## Exercise requirements
Say how many lines of the listing below contain "years", giving the number and nothing else.

## Data listing
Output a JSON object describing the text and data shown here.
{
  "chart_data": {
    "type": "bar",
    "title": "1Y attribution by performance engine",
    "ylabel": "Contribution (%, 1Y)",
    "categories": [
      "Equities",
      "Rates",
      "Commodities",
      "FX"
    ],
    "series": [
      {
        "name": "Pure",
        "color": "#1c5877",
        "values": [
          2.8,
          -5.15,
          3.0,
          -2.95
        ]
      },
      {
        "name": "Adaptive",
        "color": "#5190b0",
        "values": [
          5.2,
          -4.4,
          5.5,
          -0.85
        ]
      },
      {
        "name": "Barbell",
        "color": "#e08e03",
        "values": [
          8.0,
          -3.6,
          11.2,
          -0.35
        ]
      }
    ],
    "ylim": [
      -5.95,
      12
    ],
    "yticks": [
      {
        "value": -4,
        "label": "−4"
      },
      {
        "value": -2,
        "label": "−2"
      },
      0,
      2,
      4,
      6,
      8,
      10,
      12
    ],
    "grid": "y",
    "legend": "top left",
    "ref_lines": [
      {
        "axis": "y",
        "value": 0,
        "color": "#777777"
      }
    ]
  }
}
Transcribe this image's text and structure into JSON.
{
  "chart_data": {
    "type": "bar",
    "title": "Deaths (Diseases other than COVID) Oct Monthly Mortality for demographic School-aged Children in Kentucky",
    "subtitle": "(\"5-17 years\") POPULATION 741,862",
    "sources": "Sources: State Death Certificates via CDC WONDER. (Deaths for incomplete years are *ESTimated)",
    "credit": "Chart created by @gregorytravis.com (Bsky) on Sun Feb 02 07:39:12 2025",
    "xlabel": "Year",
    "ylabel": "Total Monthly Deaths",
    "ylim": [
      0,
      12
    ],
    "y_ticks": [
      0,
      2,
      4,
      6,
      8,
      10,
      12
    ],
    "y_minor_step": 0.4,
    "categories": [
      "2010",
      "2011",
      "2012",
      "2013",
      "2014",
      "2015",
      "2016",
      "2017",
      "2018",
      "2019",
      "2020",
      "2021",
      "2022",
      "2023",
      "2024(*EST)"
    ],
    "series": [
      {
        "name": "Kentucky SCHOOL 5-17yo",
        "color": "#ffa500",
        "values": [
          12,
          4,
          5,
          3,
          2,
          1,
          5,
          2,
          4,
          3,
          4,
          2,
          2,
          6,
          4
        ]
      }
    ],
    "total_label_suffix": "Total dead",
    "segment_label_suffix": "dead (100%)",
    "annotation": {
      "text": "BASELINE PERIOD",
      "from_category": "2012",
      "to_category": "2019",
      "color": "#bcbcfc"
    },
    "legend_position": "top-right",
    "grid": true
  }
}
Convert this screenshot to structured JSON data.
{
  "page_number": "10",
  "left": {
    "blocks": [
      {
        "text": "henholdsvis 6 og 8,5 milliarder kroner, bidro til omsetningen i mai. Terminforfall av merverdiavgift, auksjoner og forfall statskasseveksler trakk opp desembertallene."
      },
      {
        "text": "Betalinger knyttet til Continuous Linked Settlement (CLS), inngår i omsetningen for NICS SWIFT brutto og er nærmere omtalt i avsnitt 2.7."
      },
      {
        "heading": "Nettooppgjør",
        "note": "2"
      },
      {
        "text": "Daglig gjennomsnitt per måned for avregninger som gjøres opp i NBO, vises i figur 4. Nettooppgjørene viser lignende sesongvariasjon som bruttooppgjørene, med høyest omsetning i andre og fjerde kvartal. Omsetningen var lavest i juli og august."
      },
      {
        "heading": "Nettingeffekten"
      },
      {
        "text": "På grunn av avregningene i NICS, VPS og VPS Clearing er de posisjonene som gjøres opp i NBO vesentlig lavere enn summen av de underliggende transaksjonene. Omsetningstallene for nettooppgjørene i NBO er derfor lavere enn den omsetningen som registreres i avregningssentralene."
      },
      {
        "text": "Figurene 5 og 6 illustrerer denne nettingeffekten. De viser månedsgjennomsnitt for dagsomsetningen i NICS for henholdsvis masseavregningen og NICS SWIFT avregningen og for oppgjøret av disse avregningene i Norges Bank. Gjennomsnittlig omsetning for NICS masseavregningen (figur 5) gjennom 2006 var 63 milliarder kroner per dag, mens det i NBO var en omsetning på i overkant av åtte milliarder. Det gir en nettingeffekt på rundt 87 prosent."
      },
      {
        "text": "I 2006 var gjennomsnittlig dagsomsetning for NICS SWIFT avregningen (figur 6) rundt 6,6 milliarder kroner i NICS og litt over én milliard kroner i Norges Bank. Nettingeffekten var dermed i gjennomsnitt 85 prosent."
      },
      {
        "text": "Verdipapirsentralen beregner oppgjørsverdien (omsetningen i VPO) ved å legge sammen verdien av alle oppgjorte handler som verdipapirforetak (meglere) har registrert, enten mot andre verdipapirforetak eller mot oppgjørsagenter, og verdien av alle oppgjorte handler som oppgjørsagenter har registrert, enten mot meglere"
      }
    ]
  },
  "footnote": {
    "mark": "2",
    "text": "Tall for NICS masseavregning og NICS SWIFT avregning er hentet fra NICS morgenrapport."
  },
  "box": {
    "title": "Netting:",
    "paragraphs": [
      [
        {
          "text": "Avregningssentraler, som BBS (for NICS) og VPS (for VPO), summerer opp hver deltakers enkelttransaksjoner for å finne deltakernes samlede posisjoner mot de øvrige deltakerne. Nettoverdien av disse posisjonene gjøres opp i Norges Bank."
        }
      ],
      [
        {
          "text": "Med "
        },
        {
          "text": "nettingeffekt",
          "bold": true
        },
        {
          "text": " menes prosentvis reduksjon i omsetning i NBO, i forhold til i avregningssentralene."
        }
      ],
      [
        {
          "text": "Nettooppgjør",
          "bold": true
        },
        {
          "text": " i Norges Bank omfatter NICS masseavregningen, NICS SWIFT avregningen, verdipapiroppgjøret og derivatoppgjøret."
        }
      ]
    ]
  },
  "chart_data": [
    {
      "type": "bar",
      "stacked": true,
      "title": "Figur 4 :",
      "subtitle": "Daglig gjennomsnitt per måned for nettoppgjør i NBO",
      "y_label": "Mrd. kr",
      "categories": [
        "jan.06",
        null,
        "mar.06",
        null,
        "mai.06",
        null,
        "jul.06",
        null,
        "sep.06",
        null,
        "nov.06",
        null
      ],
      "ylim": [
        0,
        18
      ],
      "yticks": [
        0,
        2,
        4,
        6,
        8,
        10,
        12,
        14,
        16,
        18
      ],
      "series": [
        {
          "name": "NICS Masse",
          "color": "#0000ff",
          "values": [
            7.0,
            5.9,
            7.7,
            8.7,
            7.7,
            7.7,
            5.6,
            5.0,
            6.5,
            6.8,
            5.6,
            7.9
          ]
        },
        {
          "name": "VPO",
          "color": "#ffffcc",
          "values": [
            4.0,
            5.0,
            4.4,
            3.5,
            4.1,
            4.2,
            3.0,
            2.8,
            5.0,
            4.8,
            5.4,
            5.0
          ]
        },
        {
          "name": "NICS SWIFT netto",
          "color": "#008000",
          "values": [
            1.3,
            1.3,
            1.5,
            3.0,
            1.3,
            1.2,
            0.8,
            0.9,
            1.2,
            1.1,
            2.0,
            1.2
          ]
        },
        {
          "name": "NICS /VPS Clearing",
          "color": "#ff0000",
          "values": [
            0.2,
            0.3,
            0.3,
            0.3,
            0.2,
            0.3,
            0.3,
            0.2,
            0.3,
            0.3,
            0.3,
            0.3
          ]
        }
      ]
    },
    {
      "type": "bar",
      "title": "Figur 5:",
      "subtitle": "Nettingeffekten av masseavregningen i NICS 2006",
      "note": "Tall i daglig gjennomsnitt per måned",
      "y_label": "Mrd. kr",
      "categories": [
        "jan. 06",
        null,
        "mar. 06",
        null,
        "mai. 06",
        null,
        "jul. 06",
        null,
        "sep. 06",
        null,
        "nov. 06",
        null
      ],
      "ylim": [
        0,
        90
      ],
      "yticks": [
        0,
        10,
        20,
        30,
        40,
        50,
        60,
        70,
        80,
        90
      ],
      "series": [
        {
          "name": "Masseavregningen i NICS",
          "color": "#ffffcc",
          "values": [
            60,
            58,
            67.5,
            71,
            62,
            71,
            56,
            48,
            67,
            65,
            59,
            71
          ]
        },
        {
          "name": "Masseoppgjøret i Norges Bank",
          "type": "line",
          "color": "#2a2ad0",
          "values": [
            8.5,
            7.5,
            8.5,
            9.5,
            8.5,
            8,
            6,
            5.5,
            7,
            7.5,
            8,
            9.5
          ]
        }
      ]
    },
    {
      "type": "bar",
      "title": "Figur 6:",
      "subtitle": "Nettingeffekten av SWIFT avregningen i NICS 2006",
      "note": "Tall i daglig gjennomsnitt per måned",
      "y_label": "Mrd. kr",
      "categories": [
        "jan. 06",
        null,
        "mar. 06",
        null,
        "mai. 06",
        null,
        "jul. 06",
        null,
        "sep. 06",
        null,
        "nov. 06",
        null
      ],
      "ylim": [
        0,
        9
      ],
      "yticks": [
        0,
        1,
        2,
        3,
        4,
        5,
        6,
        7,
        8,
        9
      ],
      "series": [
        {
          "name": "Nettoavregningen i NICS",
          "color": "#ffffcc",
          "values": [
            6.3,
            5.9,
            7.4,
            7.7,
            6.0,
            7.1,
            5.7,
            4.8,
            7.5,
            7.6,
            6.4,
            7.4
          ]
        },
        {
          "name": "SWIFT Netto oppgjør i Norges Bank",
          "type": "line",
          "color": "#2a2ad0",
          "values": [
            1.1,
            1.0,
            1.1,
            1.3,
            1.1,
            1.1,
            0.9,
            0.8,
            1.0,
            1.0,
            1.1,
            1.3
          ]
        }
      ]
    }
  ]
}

## Exercise response
2